>> begin

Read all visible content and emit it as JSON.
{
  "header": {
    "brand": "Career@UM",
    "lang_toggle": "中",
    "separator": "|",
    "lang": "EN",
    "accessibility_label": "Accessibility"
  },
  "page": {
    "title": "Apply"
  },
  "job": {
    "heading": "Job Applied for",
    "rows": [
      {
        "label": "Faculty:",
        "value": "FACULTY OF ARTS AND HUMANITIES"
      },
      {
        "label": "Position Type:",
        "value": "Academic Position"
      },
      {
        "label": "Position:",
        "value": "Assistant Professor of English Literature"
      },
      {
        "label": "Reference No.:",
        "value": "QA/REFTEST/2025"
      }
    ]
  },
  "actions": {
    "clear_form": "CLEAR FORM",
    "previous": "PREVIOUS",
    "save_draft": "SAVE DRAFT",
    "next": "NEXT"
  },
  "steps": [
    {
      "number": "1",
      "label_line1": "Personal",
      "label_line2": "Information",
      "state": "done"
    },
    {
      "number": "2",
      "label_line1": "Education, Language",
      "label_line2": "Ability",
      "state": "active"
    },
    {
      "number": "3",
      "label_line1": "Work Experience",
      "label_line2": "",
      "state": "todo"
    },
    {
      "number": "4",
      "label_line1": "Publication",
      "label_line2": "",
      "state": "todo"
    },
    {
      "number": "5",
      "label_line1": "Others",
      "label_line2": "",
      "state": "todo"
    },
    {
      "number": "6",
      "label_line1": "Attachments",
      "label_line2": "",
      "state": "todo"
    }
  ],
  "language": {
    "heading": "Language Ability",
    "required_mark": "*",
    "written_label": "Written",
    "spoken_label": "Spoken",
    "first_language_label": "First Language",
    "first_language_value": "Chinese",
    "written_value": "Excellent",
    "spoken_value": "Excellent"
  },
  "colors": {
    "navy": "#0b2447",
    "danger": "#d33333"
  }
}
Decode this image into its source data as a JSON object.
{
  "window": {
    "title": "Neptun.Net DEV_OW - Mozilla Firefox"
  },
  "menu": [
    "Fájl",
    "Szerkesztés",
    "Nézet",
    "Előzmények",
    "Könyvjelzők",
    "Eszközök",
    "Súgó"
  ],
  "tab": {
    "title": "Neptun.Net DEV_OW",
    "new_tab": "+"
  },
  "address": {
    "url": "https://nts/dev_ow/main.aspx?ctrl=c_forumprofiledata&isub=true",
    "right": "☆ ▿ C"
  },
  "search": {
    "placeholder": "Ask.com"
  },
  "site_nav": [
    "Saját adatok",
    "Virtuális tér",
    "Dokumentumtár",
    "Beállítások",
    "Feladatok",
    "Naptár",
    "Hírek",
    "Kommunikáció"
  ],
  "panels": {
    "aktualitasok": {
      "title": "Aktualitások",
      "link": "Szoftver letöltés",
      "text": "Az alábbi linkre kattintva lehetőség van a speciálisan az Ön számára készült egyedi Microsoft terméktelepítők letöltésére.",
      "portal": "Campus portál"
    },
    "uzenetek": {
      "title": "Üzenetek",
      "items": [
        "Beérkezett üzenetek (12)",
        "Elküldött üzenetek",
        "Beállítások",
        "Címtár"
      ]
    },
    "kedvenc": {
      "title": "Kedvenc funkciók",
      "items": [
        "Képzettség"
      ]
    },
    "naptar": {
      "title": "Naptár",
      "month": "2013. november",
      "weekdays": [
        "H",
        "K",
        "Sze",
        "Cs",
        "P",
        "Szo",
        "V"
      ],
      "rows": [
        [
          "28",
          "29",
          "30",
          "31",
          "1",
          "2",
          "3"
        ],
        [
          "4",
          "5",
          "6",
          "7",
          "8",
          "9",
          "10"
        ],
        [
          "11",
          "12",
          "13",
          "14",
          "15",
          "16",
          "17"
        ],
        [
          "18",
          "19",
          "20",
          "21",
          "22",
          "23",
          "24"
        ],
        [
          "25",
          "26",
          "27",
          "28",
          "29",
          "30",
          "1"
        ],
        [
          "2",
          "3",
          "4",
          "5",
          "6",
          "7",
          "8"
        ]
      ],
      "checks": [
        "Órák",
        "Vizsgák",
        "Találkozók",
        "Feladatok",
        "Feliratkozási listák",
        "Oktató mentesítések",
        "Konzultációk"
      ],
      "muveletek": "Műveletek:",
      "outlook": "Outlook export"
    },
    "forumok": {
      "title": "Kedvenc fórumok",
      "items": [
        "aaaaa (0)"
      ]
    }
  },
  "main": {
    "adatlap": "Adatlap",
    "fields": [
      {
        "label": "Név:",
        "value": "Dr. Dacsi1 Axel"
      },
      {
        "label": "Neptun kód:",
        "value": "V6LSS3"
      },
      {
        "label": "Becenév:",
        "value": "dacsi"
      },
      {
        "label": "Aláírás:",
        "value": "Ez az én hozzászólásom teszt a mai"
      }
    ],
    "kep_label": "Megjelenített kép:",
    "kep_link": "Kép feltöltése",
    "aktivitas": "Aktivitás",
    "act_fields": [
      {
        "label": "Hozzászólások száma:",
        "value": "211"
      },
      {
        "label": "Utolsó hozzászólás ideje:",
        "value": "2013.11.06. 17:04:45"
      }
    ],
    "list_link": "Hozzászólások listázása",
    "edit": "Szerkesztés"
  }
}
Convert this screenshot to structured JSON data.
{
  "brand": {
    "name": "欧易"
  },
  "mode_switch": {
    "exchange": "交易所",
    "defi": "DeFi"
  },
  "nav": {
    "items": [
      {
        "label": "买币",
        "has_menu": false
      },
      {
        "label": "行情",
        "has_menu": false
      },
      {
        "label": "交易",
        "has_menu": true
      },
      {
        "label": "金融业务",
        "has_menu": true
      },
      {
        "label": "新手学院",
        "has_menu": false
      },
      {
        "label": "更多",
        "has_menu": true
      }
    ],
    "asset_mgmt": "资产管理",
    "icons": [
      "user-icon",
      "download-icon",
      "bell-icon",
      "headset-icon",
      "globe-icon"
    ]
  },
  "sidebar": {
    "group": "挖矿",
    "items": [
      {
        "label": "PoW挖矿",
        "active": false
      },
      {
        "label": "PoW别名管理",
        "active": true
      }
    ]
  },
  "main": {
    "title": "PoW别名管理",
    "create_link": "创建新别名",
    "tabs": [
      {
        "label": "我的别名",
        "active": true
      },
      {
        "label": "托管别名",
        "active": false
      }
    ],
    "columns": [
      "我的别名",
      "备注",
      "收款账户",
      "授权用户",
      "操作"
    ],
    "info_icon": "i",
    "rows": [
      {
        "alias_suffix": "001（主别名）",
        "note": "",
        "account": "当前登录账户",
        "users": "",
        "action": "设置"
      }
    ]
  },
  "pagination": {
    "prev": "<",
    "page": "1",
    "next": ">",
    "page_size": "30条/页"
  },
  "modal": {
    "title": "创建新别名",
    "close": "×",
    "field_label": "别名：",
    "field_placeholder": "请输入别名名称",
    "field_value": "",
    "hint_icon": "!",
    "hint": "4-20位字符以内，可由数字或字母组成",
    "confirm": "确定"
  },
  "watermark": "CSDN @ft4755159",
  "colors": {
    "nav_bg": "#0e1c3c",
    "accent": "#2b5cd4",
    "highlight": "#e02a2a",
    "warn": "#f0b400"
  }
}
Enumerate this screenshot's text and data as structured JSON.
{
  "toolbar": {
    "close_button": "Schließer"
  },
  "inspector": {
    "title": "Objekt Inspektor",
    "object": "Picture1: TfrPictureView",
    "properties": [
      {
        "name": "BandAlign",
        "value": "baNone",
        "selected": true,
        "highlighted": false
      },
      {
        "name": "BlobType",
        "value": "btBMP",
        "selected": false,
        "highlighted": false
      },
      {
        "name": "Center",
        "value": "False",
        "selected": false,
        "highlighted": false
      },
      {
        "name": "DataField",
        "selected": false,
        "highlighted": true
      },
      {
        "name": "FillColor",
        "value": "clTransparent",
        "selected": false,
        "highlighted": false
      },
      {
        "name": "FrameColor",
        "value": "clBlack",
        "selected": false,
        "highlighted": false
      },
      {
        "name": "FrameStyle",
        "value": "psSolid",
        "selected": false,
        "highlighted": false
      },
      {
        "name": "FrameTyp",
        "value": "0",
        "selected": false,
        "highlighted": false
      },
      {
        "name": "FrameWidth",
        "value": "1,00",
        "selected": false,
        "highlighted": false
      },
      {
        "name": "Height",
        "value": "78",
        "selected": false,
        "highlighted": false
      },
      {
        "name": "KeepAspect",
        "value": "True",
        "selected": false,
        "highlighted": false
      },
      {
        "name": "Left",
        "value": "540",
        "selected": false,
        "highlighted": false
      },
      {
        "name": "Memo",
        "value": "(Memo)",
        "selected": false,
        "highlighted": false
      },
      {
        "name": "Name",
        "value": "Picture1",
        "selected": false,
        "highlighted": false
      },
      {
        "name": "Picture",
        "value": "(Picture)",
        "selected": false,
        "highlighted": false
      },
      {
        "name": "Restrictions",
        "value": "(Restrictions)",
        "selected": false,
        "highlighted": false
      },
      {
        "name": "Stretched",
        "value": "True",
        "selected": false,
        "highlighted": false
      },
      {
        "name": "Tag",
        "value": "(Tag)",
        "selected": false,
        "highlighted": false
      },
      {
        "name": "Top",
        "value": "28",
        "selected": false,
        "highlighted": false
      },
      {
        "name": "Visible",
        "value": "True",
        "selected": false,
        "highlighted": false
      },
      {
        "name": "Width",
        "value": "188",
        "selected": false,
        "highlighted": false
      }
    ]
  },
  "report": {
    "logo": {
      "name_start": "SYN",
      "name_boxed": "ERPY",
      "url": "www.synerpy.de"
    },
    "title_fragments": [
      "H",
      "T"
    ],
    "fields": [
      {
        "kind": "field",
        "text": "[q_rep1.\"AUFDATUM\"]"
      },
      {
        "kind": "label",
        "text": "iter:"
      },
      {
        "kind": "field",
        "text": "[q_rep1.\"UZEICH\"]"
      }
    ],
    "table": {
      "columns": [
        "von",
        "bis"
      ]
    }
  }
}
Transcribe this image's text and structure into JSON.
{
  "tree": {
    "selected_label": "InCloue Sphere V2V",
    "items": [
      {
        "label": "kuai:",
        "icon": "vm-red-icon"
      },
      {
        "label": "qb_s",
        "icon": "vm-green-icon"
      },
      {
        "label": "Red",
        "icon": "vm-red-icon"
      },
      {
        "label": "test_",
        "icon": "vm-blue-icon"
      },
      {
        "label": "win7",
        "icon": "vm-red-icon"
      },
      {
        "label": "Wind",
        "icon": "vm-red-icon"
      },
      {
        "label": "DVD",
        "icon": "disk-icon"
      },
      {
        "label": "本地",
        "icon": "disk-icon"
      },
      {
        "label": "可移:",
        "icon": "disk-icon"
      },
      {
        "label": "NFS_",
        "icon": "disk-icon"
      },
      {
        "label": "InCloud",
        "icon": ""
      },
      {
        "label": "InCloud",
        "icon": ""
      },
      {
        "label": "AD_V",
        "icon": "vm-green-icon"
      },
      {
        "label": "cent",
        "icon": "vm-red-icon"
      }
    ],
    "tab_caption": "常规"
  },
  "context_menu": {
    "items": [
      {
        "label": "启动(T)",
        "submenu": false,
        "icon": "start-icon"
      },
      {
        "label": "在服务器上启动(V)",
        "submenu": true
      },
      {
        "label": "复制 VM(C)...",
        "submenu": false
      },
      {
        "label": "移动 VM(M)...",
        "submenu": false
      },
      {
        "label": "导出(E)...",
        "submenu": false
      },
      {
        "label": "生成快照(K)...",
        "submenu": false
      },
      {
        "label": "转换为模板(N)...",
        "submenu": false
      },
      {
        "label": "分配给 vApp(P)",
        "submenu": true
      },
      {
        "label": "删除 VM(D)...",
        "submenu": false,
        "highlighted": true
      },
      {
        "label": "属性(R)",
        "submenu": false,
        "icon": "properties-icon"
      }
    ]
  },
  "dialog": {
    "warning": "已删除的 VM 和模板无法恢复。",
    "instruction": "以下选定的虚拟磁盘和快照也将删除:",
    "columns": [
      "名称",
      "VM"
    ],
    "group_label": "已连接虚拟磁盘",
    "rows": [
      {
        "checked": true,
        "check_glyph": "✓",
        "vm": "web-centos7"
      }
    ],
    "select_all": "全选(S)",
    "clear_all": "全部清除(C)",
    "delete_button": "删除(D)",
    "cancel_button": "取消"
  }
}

>> end

*What you have to do*
For each line of the entries that includes "this", show that line.

*Complete response*
Decode this image into its source data as a JSON object.
Convert this screenshot to structured JSON data.
Enumerate this screenshot's text and data as structured JSON.
Transcribe this image's text and structure into JSON.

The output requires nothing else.